Collected data
┄┄┄┄┄┄┄┄┄┄┄┄┄┄┄┄┄┄┄┄

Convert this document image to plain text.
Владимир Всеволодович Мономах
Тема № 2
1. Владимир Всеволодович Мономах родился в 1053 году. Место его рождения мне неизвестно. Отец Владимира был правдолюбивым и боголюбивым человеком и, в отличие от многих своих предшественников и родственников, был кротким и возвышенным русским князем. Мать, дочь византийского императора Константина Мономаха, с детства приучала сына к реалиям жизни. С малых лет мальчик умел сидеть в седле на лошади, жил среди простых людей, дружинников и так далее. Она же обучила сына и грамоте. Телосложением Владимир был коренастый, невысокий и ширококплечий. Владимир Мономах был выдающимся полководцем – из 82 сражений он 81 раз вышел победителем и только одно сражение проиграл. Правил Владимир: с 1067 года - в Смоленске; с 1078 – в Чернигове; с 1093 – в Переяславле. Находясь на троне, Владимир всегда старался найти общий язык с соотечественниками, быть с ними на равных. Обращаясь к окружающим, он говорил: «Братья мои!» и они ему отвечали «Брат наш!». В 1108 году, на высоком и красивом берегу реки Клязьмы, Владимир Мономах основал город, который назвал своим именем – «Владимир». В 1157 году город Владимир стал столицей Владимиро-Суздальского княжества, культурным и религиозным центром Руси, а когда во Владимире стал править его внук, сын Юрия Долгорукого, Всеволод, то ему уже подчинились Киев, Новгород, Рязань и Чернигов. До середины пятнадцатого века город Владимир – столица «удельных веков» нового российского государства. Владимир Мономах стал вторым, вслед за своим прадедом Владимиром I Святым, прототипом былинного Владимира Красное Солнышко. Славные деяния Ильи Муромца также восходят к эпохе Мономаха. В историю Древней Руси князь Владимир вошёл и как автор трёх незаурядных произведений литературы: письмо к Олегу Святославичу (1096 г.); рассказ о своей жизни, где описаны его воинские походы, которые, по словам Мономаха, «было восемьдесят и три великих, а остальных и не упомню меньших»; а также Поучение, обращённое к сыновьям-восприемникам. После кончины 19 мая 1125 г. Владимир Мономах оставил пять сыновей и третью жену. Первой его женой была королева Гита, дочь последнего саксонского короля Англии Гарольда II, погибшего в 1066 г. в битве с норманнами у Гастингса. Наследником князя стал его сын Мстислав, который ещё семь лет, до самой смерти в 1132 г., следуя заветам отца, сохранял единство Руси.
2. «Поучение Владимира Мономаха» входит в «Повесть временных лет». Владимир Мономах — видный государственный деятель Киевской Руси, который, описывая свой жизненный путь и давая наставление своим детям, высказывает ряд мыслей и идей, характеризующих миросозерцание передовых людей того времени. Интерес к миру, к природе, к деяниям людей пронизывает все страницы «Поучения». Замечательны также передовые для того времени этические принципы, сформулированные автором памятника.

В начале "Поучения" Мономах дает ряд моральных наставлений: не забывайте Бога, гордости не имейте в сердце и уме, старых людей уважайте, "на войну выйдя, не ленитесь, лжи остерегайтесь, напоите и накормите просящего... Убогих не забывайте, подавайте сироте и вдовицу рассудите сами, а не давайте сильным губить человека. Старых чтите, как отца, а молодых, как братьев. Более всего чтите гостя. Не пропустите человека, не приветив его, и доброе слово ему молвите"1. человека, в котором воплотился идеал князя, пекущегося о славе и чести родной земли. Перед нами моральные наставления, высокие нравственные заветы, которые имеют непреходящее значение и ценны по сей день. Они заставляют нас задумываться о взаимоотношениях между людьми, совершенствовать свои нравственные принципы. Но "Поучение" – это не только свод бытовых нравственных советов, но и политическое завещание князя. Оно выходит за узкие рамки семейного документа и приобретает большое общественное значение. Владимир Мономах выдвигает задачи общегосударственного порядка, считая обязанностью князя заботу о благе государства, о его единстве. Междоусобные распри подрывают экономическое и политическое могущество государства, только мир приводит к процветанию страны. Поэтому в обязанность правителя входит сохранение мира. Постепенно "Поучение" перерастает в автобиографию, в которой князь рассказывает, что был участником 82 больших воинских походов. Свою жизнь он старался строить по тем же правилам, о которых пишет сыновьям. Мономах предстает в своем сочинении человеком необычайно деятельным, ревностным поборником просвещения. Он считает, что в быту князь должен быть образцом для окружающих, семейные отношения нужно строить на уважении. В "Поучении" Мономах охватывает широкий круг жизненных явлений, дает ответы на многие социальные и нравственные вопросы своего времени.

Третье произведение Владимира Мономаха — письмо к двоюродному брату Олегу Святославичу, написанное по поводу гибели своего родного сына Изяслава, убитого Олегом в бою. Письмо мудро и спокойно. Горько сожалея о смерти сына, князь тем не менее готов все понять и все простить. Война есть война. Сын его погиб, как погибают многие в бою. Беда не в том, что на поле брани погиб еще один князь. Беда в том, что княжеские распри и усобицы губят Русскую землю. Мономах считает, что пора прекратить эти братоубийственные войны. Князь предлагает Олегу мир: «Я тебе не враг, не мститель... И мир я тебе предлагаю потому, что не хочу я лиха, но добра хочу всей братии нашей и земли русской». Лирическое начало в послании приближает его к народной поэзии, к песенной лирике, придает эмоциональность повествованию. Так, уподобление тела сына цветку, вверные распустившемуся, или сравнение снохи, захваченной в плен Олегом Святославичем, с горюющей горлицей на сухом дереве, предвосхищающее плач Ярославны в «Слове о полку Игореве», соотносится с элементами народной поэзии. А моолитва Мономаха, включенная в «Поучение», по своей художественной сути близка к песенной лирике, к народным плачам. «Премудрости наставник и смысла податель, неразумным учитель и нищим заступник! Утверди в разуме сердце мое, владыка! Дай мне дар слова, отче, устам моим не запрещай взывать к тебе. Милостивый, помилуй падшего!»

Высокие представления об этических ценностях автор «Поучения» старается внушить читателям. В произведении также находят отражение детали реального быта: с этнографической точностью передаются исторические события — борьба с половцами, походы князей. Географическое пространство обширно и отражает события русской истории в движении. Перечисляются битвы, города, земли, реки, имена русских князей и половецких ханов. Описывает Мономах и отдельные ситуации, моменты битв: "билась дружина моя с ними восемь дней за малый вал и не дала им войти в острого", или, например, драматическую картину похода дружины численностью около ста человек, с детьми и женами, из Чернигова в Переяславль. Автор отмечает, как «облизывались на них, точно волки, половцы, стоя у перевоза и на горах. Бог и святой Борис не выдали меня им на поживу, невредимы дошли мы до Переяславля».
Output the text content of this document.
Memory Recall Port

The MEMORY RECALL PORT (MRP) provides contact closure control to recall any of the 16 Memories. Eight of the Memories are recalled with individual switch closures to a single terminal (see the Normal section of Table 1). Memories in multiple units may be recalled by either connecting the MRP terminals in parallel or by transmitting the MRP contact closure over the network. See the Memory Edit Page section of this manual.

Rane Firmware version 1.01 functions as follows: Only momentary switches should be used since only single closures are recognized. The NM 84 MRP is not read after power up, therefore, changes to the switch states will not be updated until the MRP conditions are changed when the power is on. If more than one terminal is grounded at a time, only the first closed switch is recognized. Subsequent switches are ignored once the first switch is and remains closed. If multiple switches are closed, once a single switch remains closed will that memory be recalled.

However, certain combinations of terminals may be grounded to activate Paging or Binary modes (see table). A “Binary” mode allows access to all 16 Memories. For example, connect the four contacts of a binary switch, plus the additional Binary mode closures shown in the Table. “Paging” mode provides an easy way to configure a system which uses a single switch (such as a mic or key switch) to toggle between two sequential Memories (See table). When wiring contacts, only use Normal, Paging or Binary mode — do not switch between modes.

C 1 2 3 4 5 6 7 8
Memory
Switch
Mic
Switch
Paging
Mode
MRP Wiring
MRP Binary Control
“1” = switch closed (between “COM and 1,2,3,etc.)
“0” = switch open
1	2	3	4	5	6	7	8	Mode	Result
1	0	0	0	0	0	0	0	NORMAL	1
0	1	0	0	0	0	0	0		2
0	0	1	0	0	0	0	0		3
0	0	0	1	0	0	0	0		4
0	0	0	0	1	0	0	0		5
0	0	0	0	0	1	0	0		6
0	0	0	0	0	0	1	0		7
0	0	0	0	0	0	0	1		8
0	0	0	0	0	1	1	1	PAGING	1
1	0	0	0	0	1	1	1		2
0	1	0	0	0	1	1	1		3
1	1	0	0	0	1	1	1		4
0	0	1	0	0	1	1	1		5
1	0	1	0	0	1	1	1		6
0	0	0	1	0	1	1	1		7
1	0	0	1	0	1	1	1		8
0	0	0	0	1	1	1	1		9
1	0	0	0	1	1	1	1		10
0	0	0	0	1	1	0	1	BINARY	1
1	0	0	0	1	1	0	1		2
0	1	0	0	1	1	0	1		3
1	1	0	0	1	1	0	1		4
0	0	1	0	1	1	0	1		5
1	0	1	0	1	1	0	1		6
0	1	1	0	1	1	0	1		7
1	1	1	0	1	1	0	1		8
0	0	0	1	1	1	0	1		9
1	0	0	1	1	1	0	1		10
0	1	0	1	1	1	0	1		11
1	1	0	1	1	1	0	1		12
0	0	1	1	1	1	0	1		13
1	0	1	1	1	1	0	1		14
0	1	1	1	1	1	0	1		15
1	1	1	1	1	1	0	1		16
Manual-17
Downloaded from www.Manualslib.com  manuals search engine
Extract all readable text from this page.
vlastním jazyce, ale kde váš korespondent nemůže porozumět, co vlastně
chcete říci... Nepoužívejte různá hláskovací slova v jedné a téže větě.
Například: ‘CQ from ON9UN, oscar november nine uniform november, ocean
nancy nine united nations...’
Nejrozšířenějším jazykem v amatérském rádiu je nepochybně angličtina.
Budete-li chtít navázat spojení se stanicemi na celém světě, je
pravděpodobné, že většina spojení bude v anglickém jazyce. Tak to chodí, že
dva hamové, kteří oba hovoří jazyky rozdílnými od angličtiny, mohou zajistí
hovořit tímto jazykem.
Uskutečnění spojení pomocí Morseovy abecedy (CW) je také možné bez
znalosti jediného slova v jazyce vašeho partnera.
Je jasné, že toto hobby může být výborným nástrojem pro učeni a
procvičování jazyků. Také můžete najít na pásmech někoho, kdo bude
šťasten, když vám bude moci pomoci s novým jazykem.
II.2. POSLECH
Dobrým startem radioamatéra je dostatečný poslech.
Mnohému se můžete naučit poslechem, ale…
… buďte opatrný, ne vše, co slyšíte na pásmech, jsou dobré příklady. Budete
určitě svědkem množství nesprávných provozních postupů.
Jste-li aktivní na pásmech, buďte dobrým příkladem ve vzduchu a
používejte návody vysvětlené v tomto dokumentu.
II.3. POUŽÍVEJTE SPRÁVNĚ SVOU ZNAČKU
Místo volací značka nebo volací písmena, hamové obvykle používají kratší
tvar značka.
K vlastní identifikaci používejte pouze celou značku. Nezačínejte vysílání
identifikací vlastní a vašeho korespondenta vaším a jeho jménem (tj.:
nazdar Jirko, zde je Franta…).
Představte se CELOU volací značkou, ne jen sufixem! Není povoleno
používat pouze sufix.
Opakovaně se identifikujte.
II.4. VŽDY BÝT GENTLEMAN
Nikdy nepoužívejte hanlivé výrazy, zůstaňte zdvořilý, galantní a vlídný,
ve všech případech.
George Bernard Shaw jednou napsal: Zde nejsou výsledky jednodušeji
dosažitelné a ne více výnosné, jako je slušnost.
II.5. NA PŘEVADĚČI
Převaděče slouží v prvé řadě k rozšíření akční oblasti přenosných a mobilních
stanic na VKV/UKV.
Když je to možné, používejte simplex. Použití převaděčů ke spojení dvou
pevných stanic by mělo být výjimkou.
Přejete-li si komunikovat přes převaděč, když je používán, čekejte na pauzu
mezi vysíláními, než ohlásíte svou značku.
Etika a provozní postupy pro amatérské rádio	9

┄┄┄┄┄┄┄┄┄┄┄┄┄┄┄┄┄┄┄┄

**Given problem**
Return every line in the listing that contains the word "můžete".

**Answer for this exercise**
procvičování jazyků. Také můžete najít na pásmech někoho, kdo bude
Mnohému se můžete naučit poslechem, ale…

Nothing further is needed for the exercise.